■ **Entries provided**:
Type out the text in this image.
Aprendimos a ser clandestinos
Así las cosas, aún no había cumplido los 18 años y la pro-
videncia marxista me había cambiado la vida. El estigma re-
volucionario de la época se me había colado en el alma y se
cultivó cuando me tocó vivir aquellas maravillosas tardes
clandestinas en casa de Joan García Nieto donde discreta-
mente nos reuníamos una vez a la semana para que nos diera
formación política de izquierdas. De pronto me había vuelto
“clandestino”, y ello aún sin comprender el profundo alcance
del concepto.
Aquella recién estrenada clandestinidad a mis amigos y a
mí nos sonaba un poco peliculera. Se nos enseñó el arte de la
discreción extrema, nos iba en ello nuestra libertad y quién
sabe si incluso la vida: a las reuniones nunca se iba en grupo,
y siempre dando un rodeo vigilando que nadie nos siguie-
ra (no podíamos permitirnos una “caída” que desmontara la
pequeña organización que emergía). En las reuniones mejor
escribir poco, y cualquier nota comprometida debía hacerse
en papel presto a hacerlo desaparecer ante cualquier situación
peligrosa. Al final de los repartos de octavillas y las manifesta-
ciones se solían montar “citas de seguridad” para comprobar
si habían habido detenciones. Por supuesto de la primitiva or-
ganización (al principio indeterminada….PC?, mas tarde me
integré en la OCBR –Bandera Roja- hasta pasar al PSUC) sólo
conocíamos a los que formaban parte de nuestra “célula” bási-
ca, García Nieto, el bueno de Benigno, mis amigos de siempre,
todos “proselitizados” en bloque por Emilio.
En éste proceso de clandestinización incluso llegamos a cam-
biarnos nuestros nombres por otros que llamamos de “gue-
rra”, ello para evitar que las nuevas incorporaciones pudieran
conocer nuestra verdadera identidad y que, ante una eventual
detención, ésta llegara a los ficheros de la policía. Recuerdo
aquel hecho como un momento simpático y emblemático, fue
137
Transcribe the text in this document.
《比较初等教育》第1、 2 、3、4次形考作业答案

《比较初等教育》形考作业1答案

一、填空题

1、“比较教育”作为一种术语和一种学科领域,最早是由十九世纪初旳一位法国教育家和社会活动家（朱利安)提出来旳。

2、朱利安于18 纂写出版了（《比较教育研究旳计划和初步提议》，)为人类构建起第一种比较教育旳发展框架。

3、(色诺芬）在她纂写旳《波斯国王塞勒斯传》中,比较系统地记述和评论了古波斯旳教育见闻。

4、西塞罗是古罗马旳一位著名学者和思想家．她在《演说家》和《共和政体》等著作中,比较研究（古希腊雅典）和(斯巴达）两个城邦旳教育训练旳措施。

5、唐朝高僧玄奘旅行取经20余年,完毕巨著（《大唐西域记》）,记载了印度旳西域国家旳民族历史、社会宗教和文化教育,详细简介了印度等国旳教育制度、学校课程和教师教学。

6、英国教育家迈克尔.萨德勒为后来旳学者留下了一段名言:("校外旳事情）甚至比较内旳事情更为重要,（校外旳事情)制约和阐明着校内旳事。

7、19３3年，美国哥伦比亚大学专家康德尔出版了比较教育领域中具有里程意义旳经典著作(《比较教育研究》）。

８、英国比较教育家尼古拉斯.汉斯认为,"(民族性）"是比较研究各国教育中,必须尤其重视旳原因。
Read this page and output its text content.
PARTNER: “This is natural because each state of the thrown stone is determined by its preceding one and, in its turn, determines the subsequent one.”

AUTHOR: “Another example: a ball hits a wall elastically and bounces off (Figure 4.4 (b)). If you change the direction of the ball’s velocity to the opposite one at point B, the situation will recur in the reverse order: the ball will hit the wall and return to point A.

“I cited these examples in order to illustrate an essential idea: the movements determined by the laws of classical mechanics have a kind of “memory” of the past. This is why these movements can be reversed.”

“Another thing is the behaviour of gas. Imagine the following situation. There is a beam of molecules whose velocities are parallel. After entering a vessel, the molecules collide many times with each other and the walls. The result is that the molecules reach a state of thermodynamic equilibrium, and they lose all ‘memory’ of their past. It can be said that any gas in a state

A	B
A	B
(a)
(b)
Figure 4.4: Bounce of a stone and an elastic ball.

■ **Aim**:
Take the listing above and set it down exactly.

■ **The response**:
Type out the text in this image.
Aprendimos a ser clandestinos
Así las cosas, aún no había cumplido los 18 años y la pro-
videncia marxista me había cambiado la vida. El estigma re-
volucionario de la época se me había colado en el alma y se
cultivó cuando me tocó vivir aquellas maravillosas tardes
clandestinas en casa de Joan García Nieto donde discreta-
mente nos reuníamos una vez a la semana para que nos diera
formación política de izquierdas. De pronto me había vuelto
“clandestino”, y ello aún sin comprender el profundo alcance
del concepto.
Aquella recién estrenada clandestinidad a mis amigos y a
mí nos sonaba un poco peliculera. Se nos enseñó el arte de la
discreción extrema, nos iba en ello nuestra libertad y quién
sabe si incluso la vida: a las reuniones nunca se iba en grupo,
y siempre dando un rodeo vigilando que nadie nos siguie-
ra (no podíamos permitirnos una “caída” que desmontara la
pequeña organización que emergía). En las reuniones mejor
escribir poco, y cualquier nota comprometida debía hacerse
en papel presto a hacerlo desaparecer ante cualquier situación
peligrosa. Al final de los repartos de octavillas y las manifesta-
ciones se solían montar “citas de seguridad” para comprobar
si habían habido detenciones. Por supuesto de la primitiva or-
ganización (al principio indeterminada….PC?, mas tarde me
integré en la OCBR –Bandera Roja- hasta pasar al PSUC) sólo
conocíamos a los que formaban parte de nuestra “célula” bási-
ca, García Nieto, el bueno de Benigno, mis amigos de siempre,
todos “proselitizados” en bloque por Emilio.
En éste proceso de clandestinización incluso llegamos a cam-
biarnos nuestros nombres por otros que llamamos de “gue-
rra”, ello para evitar que las nuevas incorporaciones pudieran
conocer nuestra verdadera identidad y que, ante una eventual
detención, ésta llegara a los ficheros de la policía. Recuerdo
aquel hecho como un momento simpático y emblemático, fue
137
Transcribe the text in this document.
《比较初等教育》第1、 2 、3、4次形考作业答案

《比较初等教育》形考作业1答案

一、填空题

1、“比较教育”作为一种术语和一种学科领域,最早是由十九世纪初旳一位法国教育家和社会活动家（朱利安)提出来旳。

2、朱利安于18 纂写出版了（《比较教育研究旳计划和初步提议》，)为人类构建起第一种比较教育旳发展框架。

3、(色诺芬）在她纂写旳《波斯国王塞勒斯传》中,比较系统地记述和评论了古波斯旳教育见闻。

4、西塞罗是古罗马旳一位著名学者和思想家．她在《演说家》和《共和政体》等著作中,比较研究（古希腊雅典）和(斯巴达）两个城邦旳教育训练旳措施。

5、唐朝高僧玄奘旅行取经20余年,完毕巨著（《大唐西域记》）,记载了印度旳西域国家旳民族历史、社会宗教和文化教育,详细简介了印度等国旳教育制度、学校课程和教师教学。

6、英国教育家迈克尔.萨德勒为后来旳学者留下了一段名言:("校外旳事情）甚至比较内旳事情更为重要,（校外旳事情)制约和阐明着校内旳事。

7、19３3年，美国哥伦比亚大学专家康德尔出版了比较教育领域中具有里程意义旳经典著作(《比较教育研究》）。

８、英国比较教育家尼古拉斯.汉斯认为,"(民族性）"是比较研究各国教育中,必须尤其重视旳原因。
Read this page and output its text content.
PARTNER: “This is natural because each state of the thrown stone is determined by its preceding one and, in its turn, determines the subsequent one.”

AUTHOR: “Another example: a ball hits a wall elastically and bounces off (Figure 4.4 (b)). If you change the direction of the ball’s velocity to the opposite one at point B, the situation will recur in the reverse order: the ball will hit the wall and return to point A.

“I cited these examples in order to illustrate an essential idea: the movements determined by the laws of classical mechanics have a kind of “memory” of the past. This is why these movements can be reversed.”

“Another thing is the behaviour of gas. Imagine the following situation. There is a beam of molecules whose velocities are parallel. After entering a vessel, the molecules collide many times with each other and the walls. The result is that the molecules reach a state of thermodynamic equilibrium, and they lose all ‘memory’ of their past. It can be said that any gas in a state

A	B
A	B
(a)
(b)
Figure 4.4: Bounce of a stone and an elastic ball.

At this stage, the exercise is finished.